--- Provided data ---
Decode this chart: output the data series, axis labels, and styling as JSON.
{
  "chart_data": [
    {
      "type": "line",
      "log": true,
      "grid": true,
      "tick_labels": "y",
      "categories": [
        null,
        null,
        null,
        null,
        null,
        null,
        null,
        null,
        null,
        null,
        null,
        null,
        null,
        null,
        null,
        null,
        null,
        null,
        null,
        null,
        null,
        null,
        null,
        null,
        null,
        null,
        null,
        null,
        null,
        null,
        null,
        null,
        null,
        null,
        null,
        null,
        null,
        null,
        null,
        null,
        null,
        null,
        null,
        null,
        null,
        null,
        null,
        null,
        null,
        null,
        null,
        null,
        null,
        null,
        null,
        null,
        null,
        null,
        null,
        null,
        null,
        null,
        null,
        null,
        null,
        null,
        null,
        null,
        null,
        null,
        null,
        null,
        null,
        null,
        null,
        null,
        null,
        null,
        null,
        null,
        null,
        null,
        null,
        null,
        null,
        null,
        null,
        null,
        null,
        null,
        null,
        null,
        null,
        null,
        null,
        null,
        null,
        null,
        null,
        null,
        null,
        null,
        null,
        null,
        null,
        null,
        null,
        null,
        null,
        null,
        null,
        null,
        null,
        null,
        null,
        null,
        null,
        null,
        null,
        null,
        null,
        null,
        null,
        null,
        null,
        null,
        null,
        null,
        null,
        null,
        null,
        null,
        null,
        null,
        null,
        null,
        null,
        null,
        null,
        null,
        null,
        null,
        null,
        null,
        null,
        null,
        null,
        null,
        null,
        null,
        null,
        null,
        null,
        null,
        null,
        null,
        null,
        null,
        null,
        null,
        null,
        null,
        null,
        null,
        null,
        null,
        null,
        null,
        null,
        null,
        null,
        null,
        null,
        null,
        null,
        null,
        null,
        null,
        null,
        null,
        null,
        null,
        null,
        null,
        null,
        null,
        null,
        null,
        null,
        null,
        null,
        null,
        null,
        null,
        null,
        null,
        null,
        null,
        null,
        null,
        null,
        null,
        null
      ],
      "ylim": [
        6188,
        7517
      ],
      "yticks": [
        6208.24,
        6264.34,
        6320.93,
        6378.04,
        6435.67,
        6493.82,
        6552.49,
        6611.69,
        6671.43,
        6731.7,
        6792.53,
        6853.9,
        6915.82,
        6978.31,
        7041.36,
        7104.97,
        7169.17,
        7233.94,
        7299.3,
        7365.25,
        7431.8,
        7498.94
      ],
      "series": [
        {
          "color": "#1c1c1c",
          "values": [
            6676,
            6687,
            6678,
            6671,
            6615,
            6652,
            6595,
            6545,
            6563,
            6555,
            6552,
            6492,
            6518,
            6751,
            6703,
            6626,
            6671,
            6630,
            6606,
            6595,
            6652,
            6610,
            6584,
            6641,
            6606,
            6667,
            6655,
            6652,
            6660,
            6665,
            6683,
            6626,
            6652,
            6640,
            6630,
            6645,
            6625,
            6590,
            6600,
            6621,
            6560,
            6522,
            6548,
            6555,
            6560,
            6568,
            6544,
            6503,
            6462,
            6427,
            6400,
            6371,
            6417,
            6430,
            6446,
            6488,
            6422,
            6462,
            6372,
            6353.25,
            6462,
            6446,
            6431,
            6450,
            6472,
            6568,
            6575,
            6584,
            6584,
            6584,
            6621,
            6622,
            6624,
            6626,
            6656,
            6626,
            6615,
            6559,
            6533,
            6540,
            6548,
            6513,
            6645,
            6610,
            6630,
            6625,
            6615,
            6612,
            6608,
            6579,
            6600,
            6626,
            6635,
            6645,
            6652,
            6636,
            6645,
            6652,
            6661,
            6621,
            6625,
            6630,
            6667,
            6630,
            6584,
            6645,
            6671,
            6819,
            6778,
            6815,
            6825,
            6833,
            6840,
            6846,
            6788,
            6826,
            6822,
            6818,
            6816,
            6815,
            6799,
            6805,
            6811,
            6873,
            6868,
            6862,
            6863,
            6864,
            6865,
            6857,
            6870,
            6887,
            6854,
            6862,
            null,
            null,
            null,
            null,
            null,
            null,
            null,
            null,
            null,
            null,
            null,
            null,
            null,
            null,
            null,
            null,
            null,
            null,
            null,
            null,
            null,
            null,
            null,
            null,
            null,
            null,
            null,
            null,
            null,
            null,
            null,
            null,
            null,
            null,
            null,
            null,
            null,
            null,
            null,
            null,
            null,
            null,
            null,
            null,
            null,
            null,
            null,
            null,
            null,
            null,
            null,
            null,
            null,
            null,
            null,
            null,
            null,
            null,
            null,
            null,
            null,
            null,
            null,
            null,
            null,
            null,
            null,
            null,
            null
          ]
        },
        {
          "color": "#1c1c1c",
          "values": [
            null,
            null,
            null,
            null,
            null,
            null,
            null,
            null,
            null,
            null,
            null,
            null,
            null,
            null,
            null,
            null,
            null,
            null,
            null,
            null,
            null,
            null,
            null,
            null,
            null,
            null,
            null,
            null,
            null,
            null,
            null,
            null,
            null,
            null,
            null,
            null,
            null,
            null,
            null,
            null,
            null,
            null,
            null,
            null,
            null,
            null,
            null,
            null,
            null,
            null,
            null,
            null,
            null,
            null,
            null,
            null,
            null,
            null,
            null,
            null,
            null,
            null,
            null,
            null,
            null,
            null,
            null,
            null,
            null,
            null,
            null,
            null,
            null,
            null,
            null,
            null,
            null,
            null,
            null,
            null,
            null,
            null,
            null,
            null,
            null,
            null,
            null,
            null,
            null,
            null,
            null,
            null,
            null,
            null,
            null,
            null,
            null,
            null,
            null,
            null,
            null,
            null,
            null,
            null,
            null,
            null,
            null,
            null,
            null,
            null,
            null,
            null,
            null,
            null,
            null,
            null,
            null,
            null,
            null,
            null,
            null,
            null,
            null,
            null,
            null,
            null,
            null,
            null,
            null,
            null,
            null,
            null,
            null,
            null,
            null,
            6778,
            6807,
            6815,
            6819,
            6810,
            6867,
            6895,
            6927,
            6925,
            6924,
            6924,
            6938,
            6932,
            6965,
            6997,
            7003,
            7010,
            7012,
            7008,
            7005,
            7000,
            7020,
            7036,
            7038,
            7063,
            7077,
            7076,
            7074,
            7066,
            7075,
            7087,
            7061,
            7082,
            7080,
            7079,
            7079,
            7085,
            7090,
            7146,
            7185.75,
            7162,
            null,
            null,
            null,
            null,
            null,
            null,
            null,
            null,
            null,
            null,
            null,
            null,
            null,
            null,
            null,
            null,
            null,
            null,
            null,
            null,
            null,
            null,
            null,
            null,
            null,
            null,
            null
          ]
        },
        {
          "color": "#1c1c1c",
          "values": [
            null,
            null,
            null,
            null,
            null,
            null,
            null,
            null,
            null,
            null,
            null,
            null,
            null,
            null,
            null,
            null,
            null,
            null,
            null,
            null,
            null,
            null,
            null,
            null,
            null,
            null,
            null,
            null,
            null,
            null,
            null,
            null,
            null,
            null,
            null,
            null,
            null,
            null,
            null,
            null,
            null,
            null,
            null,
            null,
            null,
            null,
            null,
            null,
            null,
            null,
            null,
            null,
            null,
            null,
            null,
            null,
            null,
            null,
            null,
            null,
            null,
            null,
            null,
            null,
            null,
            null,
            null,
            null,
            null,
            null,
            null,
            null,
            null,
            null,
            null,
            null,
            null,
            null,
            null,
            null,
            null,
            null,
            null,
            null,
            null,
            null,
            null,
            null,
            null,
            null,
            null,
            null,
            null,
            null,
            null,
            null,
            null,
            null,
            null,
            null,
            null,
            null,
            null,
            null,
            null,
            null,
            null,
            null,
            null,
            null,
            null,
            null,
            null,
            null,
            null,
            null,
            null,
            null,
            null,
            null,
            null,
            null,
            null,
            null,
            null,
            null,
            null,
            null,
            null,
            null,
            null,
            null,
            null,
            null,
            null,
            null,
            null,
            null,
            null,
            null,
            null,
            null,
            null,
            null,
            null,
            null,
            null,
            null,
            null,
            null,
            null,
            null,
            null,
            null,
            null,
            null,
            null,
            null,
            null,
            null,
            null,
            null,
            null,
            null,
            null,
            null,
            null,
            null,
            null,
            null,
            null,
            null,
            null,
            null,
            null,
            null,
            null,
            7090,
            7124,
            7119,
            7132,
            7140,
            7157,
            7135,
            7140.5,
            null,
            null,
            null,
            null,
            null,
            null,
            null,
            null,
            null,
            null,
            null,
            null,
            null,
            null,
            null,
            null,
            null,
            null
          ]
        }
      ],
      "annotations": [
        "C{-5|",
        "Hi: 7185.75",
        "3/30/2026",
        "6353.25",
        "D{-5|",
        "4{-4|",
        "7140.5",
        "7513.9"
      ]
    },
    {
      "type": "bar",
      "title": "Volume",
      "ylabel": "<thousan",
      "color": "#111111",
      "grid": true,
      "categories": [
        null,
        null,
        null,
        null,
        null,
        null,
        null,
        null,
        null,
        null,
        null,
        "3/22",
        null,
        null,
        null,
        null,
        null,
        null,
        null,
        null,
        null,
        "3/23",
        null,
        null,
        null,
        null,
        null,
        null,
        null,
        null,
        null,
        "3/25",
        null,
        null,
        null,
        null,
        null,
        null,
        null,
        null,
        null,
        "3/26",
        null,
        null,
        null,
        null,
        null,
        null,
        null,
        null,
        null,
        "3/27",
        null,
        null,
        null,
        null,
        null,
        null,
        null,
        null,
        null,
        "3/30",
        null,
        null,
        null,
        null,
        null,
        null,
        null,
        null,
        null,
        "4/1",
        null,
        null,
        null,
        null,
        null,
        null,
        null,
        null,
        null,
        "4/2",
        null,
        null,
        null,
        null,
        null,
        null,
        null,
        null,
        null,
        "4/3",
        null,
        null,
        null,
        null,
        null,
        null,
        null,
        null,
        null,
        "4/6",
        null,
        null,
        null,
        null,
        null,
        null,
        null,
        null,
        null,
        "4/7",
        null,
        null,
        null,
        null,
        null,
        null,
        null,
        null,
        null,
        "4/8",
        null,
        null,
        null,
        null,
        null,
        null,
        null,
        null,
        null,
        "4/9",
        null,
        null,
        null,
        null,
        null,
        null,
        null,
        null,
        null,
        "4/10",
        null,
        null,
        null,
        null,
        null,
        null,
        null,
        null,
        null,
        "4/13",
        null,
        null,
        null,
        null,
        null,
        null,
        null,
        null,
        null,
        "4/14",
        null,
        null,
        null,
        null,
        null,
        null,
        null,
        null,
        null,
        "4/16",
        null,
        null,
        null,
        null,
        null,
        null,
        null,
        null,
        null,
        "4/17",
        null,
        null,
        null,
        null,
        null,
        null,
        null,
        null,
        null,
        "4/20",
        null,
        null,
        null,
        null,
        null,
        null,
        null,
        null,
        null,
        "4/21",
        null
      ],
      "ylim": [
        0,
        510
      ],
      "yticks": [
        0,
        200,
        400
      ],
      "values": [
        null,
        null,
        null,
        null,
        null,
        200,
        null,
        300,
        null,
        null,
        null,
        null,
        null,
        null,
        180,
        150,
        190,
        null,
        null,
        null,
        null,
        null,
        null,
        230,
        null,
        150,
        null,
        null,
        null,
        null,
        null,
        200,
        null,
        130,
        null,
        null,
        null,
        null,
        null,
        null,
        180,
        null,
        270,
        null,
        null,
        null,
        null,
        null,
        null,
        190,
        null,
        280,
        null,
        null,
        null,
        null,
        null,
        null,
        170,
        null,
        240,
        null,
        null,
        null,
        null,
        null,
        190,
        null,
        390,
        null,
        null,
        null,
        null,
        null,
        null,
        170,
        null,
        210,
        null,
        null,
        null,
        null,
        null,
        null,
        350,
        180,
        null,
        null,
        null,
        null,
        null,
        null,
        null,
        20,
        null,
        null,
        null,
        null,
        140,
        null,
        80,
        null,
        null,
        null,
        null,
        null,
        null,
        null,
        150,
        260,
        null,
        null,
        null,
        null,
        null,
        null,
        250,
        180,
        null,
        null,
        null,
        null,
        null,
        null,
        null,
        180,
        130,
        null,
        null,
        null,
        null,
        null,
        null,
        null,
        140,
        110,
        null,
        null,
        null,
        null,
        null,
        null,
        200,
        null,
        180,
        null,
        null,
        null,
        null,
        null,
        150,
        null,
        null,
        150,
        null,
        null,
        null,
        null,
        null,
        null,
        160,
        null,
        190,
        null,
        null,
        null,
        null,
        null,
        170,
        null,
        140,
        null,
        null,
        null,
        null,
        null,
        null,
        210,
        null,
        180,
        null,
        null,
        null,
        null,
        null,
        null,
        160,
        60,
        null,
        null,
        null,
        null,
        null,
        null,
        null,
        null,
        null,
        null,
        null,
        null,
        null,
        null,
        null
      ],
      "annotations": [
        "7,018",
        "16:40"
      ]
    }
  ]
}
---
§ Instruction
Scan the lines for the string "series". Copy out each line that matches.

§ Answer to the task
Decode this chart: output the data series, axis labels, and styling as JSON.
      "series": [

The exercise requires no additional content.